** begin **

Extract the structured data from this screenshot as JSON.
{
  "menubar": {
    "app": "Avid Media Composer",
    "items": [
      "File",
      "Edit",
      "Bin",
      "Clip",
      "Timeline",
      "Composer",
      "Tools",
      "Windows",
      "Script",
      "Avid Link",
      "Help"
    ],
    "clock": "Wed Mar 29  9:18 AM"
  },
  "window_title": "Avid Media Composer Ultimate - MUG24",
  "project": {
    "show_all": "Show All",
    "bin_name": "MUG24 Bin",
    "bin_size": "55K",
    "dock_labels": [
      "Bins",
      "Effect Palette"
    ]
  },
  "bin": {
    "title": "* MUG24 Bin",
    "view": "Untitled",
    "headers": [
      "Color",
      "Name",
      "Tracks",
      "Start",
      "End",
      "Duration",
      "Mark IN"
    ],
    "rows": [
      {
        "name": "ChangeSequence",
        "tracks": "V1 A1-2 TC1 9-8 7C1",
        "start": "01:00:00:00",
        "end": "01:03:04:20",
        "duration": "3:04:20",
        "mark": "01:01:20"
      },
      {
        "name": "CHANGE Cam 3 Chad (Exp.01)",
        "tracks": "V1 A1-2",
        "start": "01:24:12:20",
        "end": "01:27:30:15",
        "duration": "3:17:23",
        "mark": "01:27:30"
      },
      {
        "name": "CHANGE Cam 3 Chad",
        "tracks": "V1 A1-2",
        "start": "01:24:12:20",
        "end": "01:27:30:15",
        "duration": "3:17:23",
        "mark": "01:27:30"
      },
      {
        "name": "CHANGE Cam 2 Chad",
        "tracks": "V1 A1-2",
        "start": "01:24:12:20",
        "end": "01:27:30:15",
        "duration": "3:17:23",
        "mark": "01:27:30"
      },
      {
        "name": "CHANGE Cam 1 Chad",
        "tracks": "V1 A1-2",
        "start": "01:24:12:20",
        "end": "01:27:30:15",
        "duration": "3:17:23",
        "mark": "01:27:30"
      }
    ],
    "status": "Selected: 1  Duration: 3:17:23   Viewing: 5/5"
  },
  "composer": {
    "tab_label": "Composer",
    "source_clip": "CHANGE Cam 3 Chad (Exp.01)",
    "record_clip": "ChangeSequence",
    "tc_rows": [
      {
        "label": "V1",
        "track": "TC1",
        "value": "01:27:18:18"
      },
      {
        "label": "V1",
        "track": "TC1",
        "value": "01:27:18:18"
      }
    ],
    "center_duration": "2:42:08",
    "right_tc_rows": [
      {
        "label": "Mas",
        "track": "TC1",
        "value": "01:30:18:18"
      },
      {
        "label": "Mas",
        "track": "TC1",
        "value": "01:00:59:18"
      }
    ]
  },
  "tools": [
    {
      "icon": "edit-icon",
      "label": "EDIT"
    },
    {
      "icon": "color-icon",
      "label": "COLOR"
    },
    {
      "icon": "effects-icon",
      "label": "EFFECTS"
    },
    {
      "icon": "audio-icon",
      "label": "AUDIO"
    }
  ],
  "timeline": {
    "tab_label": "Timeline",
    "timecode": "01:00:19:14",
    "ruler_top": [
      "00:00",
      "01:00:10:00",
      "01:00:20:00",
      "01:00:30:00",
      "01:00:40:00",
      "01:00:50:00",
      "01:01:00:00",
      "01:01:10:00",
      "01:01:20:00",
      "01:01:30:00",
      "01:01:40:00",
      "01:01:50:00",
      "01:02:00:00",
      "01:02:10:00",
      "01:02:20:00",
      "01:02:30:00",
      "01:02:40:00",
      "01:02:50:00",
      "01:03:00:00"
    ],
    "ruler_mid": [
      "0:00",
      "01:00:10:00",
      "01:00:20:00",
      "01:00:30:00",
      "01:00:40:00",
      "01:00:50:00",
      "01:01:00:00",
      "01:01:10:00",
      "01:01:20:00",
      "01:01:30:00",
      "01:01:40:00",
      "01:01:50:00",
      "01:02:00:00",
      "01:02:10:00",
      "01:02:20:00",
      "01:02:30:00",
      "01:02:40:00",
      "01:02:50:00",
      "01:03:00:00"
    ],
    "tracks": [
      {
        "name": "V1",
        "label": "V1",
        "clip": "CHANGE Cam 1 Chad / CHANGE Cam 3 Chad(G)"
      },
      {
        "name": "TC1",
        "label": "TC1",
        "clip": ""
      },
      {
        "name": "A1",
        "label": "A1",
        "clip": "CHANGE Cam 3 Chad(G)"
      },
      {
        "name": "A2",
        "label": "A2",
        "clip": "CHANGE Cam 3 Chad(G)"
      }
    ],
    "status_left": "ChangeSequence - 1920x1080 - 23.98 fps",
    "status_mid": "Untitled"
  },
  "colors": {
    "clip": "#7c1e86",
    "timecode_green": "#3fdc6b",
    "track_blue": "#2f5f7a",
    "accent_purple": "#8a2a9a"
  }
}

** end **
** begin **

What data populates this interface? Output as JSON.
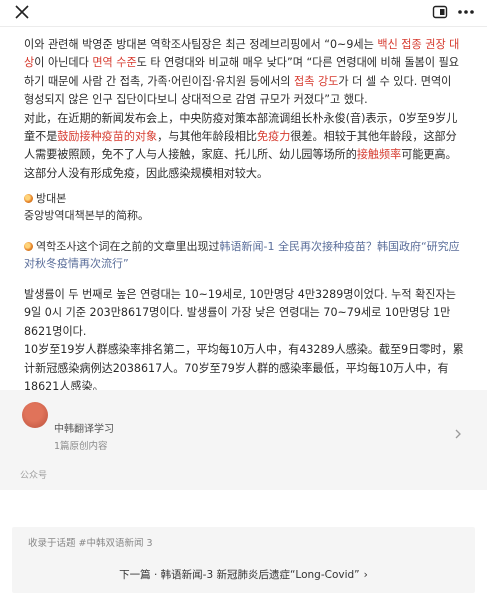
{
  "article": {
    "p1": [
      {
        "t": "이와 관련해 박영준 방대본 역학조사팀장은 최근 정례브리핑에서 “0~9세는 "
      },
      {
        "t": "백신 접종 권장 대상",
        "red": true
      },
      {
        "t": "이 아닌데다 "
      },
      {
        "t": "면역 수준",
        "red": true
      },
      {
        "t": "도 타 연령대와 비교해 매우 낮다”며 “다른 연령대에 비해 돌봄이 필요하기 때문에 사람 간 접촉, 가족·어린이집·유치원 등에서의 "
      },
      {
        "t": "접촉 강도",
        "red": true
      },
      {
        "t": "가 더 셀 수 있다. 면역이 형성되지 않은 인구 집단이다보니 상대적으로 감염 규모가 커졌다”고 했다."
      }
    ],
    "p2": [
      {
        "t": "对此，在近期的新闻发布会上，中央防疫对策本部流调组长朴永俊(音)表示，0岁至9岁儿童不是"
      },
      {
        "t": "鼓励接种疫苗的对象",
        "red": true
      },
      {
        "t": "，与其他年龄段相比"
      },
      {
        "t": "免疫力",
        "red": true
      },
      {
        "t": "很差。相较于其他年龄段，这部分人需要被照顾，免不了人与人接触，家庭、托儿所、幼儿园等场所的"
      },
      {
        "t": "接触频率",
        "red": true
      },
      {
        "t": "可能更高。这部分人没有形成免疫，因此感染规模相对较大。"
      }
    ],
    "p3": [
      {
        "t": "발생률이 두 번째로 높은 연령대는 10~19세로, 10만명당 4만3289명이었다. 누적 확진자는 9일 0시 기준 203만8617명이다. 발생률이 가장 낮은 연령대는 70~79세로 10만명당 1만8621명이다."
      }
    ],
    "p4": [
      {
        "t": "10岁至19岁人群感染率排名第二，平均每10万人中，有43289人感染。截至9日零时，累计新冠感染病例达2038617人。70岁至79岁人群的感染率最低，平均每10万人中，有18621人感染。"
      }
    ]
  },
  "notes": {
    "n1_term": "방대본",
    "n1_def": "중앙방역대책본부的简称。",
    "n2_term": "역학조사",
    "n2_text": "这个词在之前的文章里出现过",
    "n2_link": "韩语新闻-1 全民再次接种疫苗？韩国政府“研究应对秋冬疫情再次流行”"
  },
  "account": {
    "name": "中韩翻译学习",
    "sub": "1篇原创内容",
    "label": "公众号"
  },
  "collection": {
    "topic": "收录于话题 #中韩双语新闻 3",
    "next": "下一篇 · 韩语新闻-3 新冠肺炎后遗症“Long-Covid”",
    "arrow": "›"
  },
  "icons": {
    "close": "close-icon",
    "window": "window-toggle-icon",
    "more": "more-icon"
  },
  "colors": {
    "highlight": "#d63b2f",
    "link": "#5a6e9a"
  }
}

** end **

From the listing above, pick out every line containing "Media".

--- Response to this task ---
    "app": "Avid Media Composer",
  "window_title": "Avid Media Composer Ultimate - MUG24",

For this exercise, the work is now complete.